> _Given problem_
Copy out the entries below in full and exactly.

> _Data for the task_
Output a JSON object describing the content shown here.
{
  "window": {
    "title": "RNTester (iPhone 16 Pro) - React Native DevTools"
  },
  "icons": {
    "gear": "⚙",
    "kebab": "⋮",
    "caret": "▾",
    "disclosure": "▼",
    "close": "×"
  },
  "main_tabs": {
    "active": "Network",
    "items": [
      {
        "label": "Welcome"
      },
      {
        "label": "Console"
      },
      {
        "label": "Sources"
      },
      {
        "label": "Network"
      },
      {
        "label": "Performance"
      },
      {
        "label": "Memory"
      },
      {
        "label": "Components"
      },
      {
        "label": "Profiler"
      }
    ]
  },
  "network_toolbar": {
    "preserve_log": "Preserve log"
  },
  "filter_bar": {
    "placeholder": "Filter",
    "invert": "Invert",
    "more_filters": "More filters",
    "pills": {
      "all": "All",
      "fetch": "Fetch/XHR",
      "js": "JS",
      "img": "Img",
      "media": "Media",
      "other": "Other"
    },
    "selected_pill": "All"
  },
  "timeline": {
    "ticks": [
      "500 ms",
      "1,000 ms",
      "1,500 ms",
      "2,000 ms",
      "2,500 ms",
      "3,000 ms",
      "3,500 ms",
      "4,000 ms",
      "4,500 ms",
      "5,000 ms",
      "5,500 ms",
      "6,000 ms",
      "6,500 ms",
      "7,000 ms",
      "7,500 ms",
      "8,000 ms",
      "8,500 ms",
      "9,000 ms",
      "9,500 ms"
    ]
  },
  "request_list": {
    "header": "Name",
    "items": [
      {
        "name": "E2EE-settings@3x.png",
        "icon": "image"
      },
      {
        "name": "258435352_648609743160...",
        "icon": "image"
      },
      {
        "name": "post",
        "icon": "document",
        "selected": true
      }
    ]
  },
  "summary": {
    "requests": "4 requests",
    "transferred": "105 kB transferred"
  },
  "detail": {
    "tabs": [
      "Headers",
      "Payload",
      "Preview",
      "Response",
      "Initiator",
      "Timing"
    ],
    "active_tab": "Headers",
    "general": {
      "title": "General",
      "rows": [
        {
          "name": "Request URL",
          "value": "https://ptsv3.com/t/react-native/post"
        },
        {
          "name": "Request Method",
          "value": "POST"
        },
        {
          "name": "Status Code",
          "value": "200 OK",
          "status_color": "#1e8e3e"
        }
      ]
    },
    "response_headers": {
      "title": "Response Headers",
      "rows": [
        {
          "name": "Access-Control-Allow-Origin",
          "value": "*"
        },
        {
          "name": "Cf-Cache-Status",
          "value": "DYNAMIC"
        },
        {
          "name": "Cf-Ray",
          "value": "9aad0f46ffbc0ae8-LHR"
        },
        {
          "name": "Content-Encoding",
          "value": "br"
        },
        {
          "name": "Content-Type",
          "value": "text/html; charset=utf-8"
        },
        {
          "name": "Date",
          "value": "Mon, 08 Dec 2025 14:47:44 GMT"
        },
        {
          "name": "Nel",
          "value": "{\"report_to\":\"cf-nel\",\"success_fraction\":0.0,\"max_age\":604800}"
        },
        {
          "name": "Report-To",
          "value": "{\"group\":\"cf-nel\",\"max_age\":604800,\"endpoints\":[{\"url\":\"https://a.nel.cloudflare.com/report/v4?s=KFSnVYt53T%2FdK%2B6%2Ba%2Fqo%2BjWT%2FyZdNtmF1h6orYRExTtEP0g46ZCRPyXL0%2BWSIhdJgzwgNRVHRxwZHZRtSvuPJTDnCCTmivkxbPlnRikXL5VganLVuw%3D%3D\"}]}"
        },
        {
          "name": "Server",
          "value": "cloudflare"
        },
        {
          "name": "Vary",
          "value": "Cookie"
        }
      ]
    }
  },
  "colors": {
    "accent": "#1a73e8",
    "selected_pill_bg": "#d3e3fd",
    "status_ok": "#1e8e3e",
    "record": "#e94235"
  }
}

> _Answer to the exercise_
Output a JSON object describing the content shown here.
{
  "window": {
    "title": "RNTester (iPhone 16 Pro) - React Native DevTools"
  },
  "icons": {
    "gear": "⚙",
    "kebab": "⋮",
    "caret": "▾",
    "disclosure": "▼",
    "close": "×"
  },
  "main_tabs": {
    "active": "Network",
    "items": [
      {
        "label": "Welcome"
      },
      {
        "label": "Console"
      },
      {
        "label": "Sources"
      },
      {
        "label": "Network"
      },
      {
        "label": "Performance"
      },
      {
        "label": "Memory"
      },
      {
        "label": "Components"
      },
      {
        "label": "Profiler"
      }
    ]
  },
  "network_toolbar": {
    "preserve_log": "Preserve log"
  },
  "filter_bar": {
    "placeholder": "Filter",
    "invert": "Invert",
    "more_filters": "More filters",
    "pills": {
      "all": "All",
      "fetch": "Fetch/XHR",
      "js": "JS",
      "img": "Img",
      "media": "Media",
      "other": "Other"
    },
    "selected_pill": "All"
  },
  "timeline": {
    "ticks": [
      "500 ms",
      "1,000 ms",
      "1,500 ms",
      "2,000 ms",
      "2,500 ms",
      "3,000 ms",
      "3,500 ms",
      "4,000 ms",
      "4,500 ms",
      "5,000 ms",
      "5,500 ms",
      "6,000 ms",
      "6,500 ms",
      "7,000 ms",
      "7,500 ms",
      "8,000 ms",
      "8,500 ms",
      "9,000 ms",
      "9,500 ms"
    ]
  },
  "request_list": {
    "header": "Name",
    "items": [
      {
        "name": "E2EE-settings@3x.png",
        "icon": "image"
      },
      {
        "name": "258435352_648609743160...",
        "icon": "image"
      },
      {
        "name": "post",
        "icon": "document",
        "selected": true
      }
    ]
  },
  "summary": {
    "requests": "4 requests",
    "transferred": "105 kB transferred"
  },
  "detail": {
    "tabs": [
      "Headers",
      "Payload",
      "Preview",
      "Response",
      "Initiator",
      "Timing"
    ],
    "active_tab": "Headers",
    "general": {
      "title": "General",
      "rows": [
        {
          "name": "Request URL",
          "value": "https://ptsv3.com/t/react-native/post"
        },
        {
          "name": "Request Method",
          "value": "POST"
        },
        {
          "name": "Status Code",
          "value": "200 OK",
          "status_color": "#1e8e3e"
        }
      ]
    },
    "response_headers": {
      "title": "Response Headers",
      "rows": [
        {
          "name": "Access-Control-Allow-Origin",
          "value": "*"
        },
        {
          "name": "Cf-Cache-Status",
          "value": "DYNAMIC"
        },
        {
          "name": "Cf-Ray",
          "value": "9aad0f46ffbc0ae8-LHR"
        },
        {
          "name": "Content-Encoding",
          "value": "br"
        },
        {
          "name": "Content-Type",
          "value": "text/html; charset=utf-8"
        },
        {
          "name": "Date",
          "value": "Mon, 08 Dec 2025 14:47:44 GMT"
        },
        {
          "name": "Nel",
          "value": "{\"report_to\":\"cf-nel\",\"success_fraction\":0.0,\"max_age\":604800}"
        },
        {
          "name": "Report-To",
          "value": "{\"group\":\"cf-nel\",\"max_age\":604800,\"endpoints\":[{\"url\":\"https://a.nel.cloudflare.com/report/v4?s=KFSnVYt53T%2FdK%2B6%2Ba%2Fqo%2BjWT%2FyZdNtmF1h6orYRExTtEP0g46ZCRPyXL0%2BWSIhdJgzwgNRVHRxwZHZRtSvuPJTDnCCTmivkxbPlnRikXL5VganLVuw%3D%3D\"}]}"
        },
        {
          "name": "Server",
          "value": "cloudflare"
        },
        {
          "name": "Vary",
          "value": "Cookie"
        }
      ]
    }
  },
  "colors": {
    "accent": "#1a73e8",
    "selected_pill_bg": "#d3e3fd",
    "status_ok": "#1e8e3e",
    "record": "#e94235"
  }
}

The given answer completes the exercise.